Written exercise: Report the total number of lines that include the string "często", without any other text.

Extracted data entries
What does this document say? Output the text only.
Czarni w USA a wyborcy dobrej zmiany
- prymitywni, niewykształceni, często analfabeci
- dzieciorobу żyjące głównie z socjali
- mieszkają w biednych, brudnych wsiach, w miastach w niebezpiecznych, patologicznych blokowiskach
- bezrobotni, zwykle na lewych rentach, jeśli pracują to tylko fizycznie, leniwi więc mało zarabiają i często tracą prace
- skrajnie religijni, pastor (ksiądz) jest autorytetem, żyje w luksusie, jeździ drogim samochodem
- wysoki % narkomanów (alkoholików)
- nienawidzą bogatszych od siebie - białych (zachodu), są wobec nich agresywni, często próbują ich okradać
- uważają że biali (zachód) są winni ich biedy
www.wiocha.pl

Problem solution: 3